■ What you have to do ■
Scan the lines below for "JSON"; report the number of lines that contain it, and only that.

---------- Provided data

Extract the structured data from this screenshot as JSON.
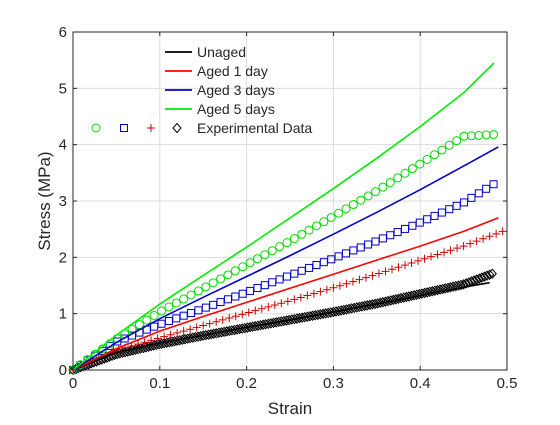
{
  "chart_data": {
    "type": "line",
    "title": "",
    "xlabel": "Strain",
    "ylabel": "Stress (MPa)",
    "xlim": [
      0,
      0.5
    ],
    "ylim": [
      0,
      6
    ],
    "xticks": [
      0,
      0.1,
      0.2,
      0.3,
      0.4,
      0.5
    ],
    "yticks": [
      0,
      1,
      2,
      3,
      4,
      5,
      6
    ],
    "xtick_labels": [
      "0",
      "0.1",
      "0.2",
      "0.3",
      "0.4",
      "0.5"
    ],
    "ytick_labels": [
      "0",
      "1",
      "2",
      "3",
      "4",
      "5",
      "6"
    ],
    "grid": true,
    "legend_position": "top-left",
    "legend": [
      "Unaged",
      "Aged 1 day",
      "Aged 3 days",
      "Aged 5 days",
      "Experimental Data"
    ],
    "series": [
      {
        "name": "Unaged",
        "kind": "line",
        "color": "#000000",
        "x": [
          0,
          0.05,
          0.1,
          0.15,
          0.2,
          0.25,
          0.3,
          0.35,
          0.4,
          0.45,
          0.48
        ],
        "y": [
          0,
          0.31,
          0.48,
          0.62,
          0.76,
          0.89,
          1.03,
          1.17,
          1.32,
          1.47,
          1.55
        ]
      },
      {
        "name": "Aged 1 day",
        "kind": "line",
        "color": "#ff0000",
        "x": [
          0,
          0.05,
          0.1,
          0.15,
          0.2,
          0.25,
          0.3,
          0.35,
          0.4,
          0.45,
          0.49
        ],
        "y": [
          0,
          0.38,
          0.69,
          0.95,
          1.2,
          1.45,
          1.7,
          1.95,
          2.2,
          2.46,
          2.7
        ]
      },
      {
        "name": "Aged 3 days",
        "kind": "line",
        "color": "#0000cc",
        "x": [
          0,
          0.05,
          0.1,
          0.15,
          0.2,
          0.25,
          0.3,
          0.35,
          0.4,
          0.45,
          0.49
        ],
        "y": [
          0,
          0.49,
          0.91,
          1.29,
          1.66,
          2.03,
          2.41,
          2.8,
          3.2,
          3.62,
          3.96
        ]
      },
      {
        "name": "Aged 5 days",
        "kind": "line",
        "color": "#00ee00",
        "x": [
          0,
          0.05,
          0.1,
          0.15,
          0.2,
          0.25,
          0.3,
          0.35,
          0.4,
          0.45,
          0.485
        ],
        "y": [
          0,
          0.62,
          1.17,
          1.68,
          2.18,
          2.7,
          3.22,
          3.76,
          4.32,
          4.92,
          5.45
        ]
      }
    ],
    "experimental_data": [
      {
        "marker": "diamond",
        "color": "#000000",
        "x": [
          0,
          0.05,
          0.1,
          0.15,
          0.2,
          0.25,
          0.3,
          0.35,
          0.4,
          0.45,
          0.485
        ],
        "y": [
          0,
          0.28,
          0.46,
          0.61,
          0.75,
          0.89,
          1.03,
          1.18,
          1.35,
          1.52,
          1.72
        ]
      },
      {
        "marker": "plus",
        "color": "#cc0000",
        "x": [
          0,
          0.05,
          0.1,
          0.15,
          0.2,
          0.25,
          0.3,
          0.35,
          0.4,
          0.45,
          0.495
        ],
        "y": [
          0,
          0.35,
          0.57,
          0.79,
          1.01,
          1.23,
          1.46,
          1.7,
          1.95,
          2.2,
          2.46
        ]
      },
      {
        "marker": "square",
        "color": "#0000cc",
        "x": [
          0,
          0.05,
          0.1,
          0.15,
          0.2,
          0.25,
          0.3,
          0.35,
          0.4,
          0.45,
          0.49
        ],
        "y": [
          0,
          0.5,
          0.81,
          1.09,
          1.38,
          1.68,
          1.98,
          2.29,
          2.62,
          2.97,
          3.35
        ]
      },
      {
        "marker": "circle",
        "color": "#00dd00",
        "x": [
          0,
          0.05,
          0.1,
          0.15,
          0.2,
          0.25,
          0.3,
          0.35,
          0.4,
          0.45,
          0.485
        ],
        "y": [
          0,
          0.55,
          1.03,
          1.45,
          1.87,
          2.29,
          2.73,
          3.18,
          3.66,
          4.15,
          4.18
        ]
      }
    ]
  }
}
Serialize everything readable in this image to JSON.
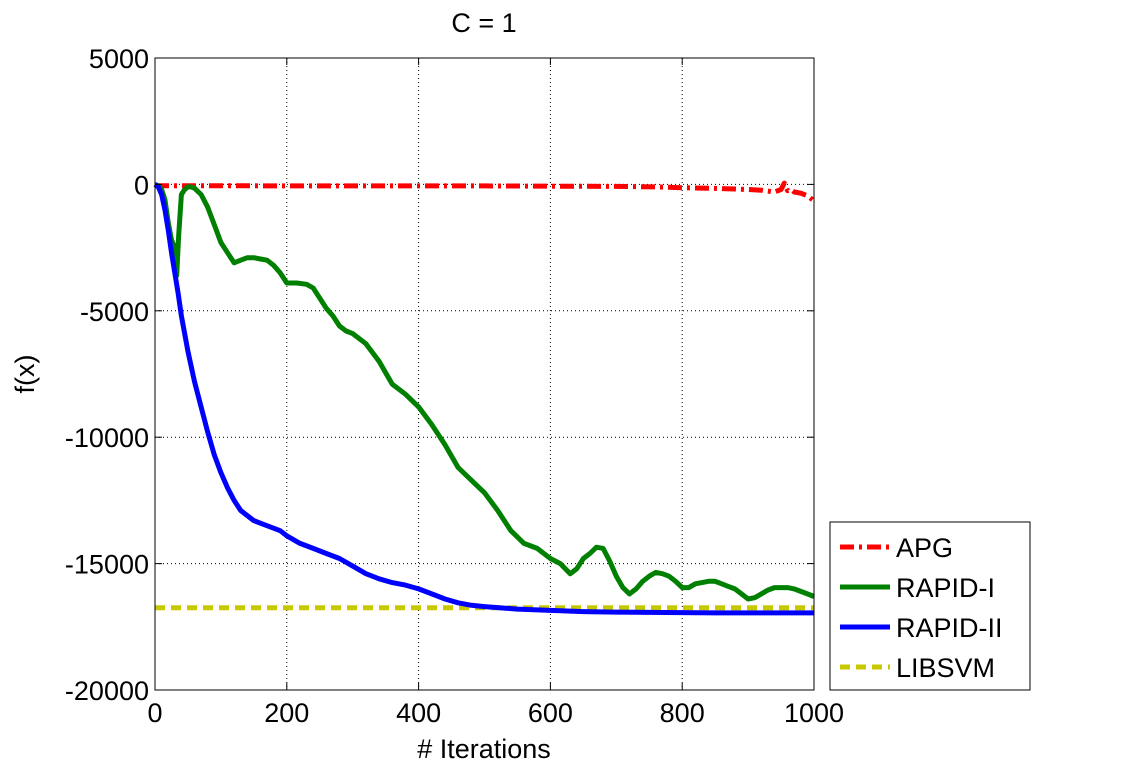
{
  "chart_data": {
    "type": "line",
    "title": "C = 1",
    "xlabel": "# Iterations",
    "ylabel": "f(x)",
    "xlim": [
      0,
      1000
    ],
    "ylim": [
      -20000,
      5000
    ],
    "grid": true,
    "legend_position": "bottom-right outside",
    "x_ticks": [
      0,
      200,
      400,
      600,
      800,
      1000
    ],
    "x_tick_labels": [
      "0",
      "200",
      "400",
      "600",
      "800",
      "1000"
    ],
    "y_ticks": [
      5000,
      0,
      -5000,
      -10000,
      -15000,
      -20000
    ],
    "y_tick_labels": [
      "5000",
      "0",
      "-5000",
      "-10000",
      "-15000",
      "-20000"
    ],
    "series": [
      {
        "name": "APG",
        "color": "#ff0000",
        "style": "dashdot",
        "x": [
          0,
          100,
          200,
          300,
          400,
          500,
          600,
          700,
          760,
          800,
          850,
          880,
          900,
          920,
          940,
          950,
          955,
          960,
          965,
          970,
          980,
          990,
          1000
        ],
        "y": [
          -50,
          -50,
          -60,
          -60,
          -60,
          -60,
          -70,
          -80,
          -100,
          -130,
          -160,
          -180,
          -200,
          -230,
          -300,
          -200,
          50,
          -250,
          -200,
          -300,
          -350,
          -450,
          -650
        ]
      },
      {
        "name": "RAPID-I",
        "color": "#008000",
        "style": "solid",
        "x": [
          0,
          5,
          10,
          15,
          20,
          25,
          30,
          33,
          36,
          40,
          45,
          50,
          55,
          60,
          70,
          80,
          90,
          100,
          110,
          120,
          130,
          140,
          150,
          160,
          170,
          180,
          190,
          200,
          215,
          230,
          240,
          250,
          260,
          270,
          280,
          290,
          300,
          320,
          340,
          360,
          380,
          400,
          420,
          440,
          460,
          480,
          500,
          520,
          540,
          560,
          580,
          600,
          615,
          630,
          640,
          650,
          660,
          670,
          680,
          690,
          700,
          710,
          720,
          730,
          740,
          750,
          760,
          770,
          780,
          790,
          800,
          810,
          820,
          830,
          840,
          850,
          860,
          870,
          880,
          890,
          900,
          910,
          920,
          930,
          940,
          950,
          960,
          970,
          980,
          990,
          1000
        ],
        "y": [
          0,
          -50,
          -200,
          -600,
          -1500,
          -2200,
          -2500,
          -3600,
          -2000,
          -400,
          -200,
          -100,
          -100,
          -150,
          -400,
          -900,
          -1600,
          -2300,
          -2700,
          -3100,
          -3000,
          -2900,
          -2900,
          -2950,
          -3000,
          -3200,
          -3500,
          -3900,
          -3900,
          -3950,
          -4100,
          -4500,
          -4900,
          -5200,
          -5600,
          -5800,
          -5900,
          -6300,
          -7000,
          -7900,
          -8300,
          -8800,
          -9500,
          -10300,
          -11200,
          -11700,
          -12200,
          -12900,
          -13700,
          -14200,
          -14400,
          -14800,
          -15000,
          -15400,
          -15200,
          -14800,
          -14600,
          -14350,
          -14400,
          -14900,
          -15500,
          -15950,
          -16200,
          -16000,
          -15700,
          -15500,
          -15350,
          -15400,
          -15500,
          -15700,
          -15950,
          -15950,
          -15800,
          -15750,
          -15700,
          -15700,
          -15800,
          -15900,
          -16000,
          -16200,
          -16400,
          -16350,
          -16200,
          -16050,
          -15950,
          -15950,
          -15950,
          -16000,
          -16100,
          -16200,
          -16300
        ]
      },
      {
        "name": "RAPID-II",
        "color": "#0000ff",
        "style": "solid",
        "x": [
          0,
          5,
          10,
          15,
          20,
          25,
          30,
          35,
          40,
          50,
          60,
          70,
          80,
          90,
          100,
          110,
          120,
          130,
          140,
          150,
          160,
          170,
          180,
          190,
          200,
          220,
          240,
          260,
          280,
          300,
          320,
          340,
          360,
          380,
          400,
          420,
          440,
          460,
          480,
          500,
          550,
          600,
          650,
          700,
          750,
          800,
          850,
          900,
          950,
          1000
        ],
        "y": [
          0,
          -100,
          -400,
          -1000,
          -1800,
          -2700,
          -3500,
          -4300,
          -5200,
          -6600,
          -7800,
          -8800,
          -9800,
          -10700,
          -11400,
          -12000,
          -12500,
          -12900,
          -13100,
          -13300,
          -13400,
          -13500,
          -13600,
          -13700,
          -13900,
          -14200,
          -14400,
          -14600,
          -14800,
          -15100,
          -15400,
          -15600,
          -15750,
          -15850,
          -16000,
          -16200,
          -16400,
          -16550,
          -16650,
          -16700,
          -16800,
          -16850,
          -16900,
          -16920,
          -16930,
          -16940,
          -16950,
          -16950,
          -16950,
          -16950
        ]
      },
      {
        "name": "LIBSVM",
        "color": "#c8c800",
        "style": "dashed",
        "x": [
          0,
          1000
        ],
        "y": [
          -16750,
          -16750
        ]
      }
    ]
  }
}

--------------------
---------- Provided data

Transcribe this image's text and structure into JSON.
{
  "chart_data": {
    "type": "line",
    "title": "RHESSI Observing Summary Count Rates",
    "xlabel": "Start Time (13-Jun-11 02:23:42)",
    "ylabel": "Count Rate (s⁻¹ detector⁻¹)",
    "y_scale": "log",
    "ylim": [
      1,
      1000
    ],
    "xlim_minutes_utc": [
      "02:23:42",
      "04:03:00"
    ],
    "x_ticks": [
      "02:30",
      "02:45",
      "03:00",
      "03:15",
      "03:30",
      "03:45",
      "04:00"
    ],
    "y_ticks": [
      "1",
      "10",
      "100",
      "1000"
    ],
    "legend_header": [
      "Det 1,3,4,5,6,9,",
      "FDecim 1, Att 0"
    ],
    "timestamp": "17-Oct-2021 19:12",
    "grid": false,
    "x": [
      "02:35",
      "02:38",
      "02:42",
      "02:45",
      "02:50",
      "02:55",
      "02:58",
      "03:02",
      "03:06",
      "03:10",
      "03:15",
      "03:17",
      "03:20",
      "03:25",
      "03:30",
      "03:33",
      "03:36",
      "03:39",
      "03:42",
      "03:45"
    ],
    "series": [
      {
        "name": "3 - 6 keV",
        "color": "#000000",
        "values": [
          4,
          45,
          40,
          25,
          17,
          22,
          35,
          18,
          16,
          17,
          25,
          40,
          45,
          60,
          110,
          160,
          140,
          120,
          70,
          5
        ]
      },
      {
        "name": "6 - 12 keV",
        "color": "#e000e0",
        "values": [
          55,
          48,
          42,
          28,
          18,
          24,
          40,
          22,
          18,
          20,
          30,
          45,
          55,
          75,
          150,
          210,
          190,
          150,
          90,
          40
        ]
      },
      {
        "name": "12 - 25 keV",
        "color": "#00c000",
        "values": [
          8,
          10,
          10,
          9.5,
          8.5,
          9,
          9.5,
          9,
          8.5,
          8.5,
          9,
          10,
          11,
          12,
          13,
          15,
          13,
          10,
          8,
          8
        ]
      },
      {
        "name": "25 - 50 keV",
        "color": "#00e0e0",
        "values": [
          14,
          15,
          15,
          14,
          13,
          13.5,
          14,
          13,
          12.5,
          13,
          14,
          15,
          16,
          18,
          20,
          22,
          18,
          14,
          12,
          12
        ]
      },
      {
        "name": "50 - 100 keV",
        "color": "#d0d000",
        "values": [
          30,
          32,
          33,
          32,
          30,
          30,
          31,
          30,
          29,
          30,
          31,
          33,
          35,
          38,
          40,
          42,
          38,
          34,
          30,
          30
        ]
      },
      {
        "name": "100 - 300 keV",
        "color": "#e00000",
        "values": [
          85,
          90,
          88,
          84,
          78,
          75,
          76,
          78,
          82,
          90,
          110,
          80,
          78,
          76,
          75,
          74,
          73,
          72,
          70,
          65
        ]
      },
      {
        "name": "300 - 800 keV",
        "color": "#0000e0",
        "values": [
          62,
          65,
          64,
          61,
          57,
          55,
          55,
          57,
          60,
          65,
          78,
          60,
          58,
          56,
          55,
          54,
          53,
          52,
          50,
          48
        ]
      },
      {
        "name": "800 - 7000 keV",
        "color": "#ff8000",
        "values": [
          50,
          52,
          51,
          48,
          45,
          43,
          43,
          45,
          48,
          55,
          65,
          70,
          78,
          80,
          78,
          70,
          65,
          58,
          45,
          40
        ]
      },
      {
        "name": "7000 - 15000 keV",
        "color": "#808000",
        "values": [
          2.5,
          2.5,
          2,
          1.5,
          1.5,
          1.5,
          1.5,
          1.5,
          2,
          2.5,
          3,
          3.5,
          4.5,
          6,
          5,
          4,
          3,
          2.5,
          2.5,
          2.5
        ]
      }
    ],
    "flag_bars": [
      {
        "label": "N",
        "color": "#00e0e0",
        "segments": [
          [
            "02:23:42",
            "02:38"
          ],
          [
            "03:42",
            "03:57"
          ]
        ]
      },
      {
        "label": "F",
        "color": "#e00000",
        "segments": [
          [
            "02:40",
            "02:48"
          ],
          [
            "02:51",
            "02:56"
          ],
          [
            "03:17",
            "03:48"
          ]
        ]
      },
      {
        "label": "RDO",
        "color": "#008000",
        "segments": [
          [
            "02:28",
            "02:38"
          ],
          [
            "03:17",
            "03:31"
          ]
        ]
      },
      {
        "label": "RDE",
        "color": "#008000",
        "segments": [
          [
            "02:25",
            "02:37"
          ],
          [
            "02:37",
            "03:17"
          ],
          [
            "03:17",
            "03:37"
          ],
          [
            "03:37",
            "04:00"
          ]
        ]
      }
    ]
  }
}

--------------------

■ Written solution ■
3